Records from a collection
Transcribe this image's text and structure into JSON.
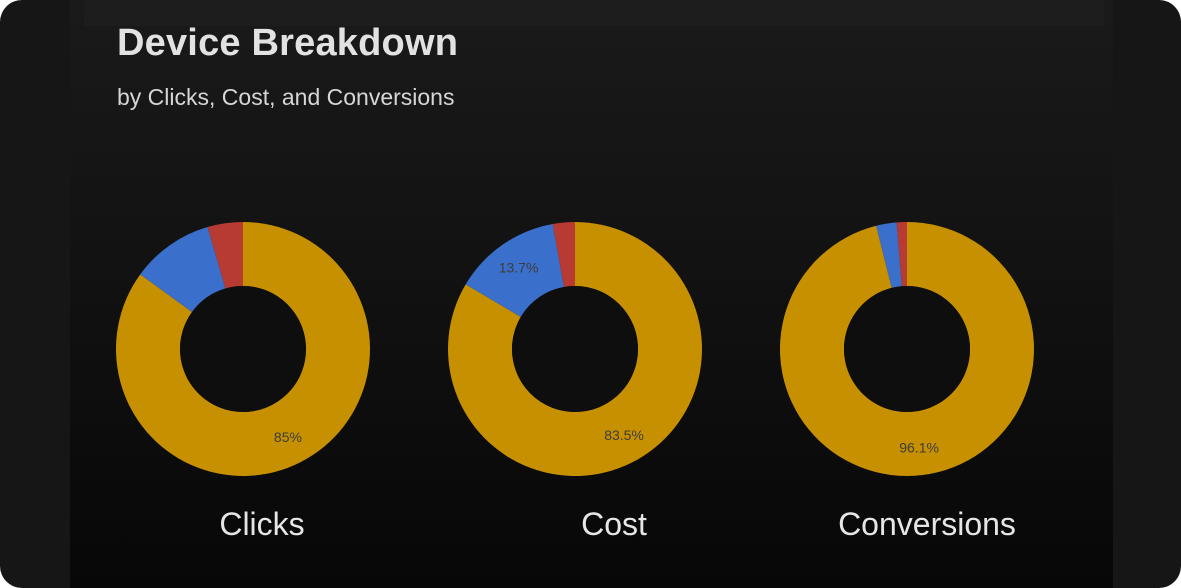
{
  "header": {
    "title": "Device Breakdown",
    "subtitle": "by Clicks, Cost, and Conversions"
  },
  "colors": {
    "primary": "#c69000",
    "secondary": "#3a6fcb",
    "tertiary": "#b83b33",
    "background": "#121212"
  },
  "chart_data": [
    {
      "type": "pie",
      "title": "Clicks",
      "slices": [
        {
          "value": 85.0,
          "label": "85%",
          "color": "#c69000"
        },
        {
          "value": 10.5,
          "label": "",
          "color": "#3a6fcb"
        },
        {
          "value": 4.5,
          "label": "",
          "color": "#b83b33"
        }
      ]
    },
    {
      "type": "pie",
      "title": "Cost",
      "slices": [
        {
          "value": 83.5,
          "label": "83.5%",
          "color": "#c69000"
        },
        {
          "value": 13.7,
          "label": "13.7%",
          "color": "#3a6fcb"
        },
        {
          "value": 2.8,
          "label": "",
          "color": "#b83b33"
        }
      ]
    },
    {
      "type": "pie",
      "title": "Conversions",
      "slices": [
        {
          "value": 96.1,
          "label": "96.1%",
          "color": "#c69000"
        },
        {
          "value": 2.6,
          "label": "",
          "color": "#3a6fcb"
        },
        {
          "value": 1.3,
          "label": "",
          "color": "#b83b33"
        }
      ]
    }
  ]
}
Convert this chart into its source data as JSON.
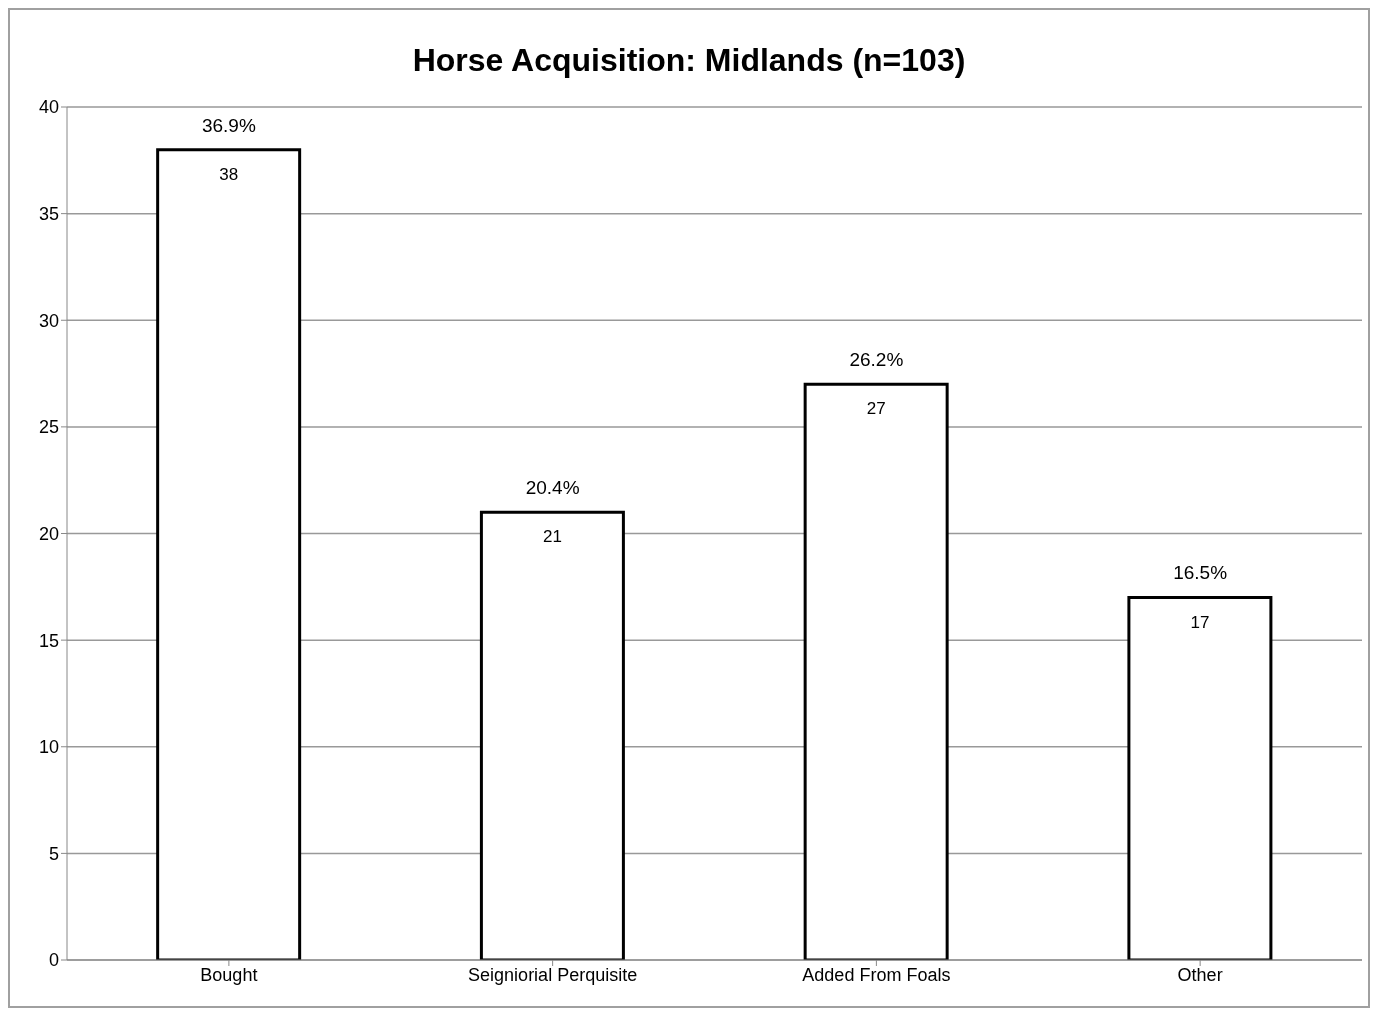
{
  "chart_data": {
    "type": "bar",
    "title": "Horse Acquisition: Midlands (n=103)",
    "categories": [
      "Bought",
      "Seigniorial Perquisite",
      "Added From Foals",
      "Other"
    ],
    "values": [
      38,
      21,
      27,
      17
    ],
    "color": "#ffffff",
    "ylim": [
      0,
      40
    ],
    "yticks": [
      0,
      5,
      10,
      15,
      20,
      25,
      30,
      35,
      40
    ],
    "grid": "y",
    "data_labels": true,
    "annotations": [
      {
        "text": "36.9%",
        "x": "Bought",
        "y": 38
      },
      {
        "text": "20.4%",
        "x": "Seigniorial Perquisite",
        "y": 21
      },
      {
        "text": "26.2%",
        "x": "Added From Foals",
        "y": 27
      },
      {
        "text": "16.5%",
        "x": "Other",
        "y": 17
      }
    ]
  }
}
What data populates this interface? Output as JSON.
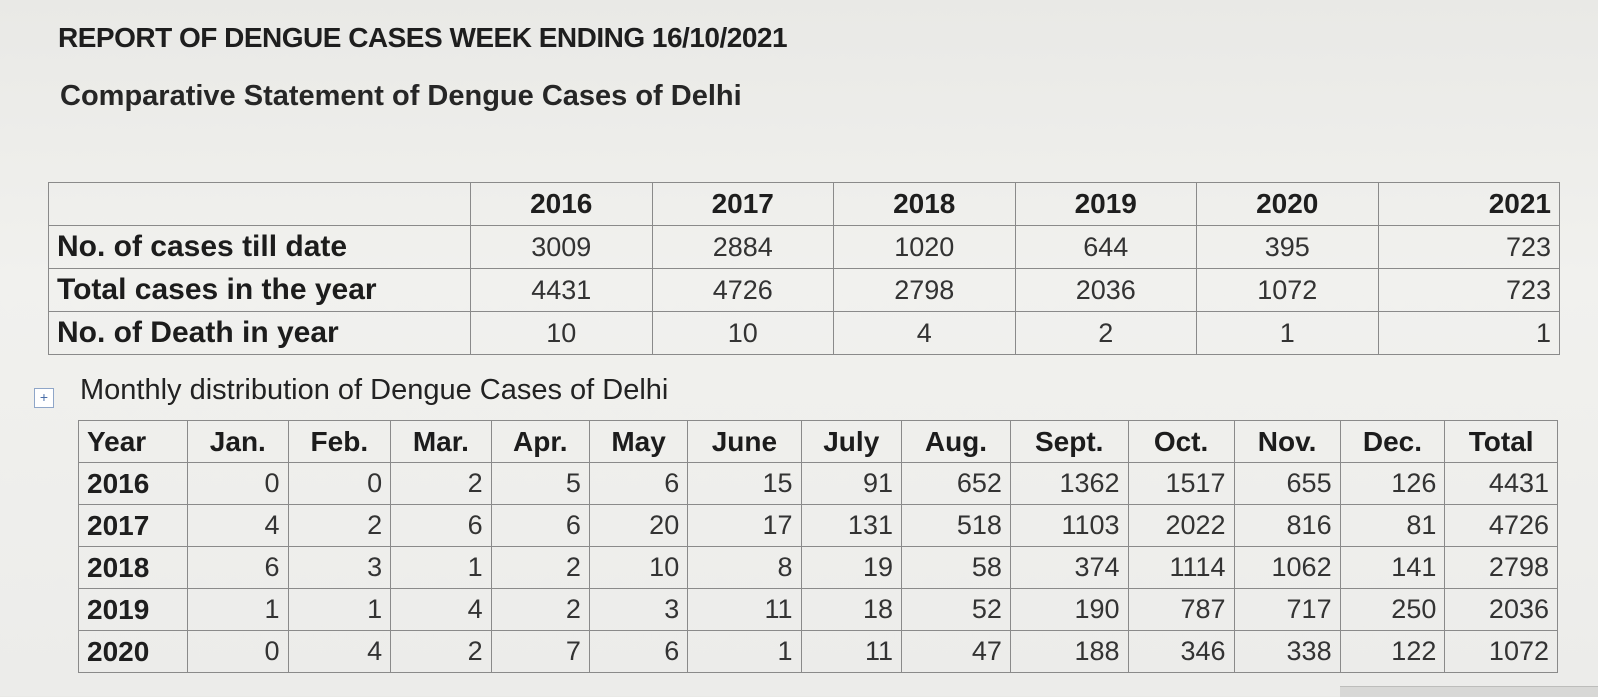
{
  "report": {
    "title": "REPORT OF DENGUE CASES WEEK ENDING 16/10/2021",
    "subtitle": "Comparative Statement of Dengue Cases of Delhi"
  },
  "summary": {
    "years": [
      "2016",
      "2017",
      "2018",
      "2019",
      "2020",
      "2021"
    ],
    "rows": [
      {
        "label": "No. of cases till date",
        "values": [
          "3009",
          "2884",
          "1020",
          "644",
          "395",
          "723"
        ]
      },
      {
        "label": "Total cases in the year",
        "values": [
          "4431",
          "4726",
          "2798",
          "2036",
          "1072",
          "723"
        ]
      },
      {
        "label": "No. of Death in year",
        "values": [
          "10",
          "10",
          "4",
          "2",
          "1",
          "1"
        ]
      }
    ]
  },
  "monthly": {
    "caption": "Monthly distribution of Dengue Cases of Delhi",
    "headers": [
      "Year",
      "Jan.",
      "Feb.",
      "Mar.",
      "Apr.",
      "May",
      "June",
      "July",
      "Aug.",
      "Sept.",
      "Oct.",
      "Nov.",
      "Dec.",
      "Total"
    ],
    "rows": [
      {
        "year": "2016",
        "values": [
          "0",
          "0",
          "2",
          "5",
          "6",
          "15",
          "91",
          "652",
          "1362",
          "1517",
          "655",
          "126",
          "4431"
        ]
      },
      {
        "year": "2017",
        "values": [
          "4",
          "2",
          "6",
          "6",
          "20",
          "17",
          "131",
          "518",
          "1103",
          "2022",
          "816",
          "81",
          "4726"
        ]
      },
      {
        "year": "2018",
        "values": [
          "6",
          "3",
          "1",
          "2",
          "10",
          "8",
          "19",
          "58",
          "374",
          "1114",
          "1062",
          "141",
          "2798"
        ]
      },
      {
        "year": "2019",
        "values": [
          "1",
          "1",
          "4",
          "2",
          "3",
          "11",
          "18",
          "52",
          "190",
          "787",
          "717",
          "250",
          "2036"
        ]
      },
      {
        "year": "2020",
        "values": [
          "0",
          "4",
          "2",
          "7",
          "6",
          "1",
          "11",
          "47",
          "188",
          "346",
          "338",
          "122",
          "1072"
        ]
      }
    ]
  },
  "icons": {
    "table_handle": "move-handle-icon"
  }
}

**SHORT EXERCISE:** Copy out all the entries exactly. Images stay out of the copy.

**ANSWER FOR THE TASK:**
Transcribe this image's text and structure into JSON.
{
  "header": {
    "title": "Device Breakdown",
    "subtitle": "by Clicks, Cost, and Conversions"
  },
  "colors": {
    "primary": "#c69000",
    "secondary": "#3a6fcb",
    "tertiary": "#b83b33",
    "background": "#121212"
  },
  "chart_data": [
    {
      "type": "pie",
      "title": "Clicks",
      "slices": [
        {
          "value": 85.0,
          "label": "85%",
          "color": "#c69000"
        },
        {
          "value": 10.5,
          "label": "",
          "color": "#3a6fcb"
        },
        {
          "value": 4.5,
          "label": "",
          "color": "#b83b33"
        }
      ]
    },
    {
      "type": "pie",
      "title": "Cost",
      "slices": [
        {
          "value": 83.5,
          "label": "83.5%",
          "color": "#c69000"
        },
        {
          "value": 13.7,
          "label": "13.7%",
          "color": "#3a6fcb"
        },
        {
          "value": 2.8,
          "label": "",
          "color": "#b83b33"
        }
      ]
    },
    {
      "type": "pie",
      "title": "Conversions",
      "slices": [
        {
          "value": 96.1,
          "label": "96.1%",
          "color": "#c69000"
        },
        {
          "value": 2.6,
          "label": "",
          "color": "#3a6fcb"
        },
        {
          "value": 1.3,
          "label": "",
          "color": "#b83b33"
        }
      ]
    }
  ]
}
Convert this chart into its source data as JSON.
{
  "chart_data": {
    "type": "bar",
    "title": "Horse Acquisition: Midlands (n=103)",
    "categories": [
      "Bought",
      "Seigniorial Perquisite",
      "Added From Foals",
      "Other"
    ],
    "values": [
      38,
      21,
      27,
      17
    ],
    "color": "#ffffff",
    "ylim": [
      0,
      40
    ],
    "yticks": [
      0,
      5,
      10,
      15,
      20,
      25,
      30,
      35,
      40
    ],
    "grid": "y",
    "data_labels": true,
    "annotations": [
      {
        "text": "36.9%",
        "x": "Bought",
        "y": 38
      },
      {
        "text": "20.4%",
        "x": "Seigniorial Perquisite",
        "y": 21
      },
      {
        "text": "26.2%",
        "x": "Added From Foals",
        "y": 27
      },
      {
        "text": "16.5%",
        "x": "Other",
        "y": 17
      }
    ]
  }
}
What data populates this interface? Output as JSON.
{
  "report": {
    "title": "REPORT OF DENGUE CASES WEEK ENDING 16/10/2021",
    "subtitle": "Comparative Statement of Dengue Cases of Delhi"
  },
  "summary": {
    "years": [
      "2016",
      "2017",
      "2018",
      "2019",
      "2020",
      "2021"
    ],
    "rows": [
      {
        "label": "No. of cases till date",
        "values": [
          "3009",
          "2884",
          "1020",
          "644",
          "395",
          "723"
        ]
      },
      {
        "label": "Total cases in the year",
        "values": [
          "4431",
          "4726",
          "2798",
          "2036",
          "1072",
          "723"
        ]
      },
      {
        "label": "No. of Death in year",
        "values": [
          "10",
          "10",
          "4",
          "2",
          "1",
          "1"
        ]
      }
    ]
  },
  "monthly": {
    "caption": "Monthly distribution of Dengue Cases of Delhi",
    "headers": [
      "Year",
      "Jan.",
      "Feb.",
      "Mar.",
      "Apr.",
      "May",
      "June",
      "July",
      "Aug.",
      "Sept.",
      "Oct.",
      "Nov.",
      "Dec.",
      "Total"
    ],
    "rows": [
      {
        "year": "2016",
        "values": [
          "0",
          "0",
          "2",
          "5",
          "6",
          "15",
          "91",
          "652",
          "1362",
          "1517",
          "655",
          "126",
          "4431"
        ]
      },
      {
        "year": "2017",
        "values": [
          "4",
          "2",
          "6",
          "6",
          "20",
          "17",
          "131",
          "518",
          "1103",
          "2022",
          "816",
          "81",
          "4726"
        ]
      },
      {
        "year": "2018",
        "values": [
          "6",
          "3",
          "1",
          "2",
          "10",
          "8",
          "19",
          "58",
          "374",
          "1114",
          "1062",
          "141",
          "2798"
        ]
      },
      {
        "year": "2019",
        "values": [
          "1",
          "1",
          "4",
          "2",
          "3",
          "11",
          "18",
          "52",
          "190",
          "787",
          "717",
          "250",
          "2036"
        ]
      },
      {
        "year": "2020",
        "values": [
          "0",
          "4",
          "2",
          "7",
          "6",
          "1",
          "11",
          "47",
          "188",
          "346",
          "338",
          "122",
          "1072"
        ]
      }
    ]
  },
  "icons": {
    "table_handle": "move-handle-icon"
  }
}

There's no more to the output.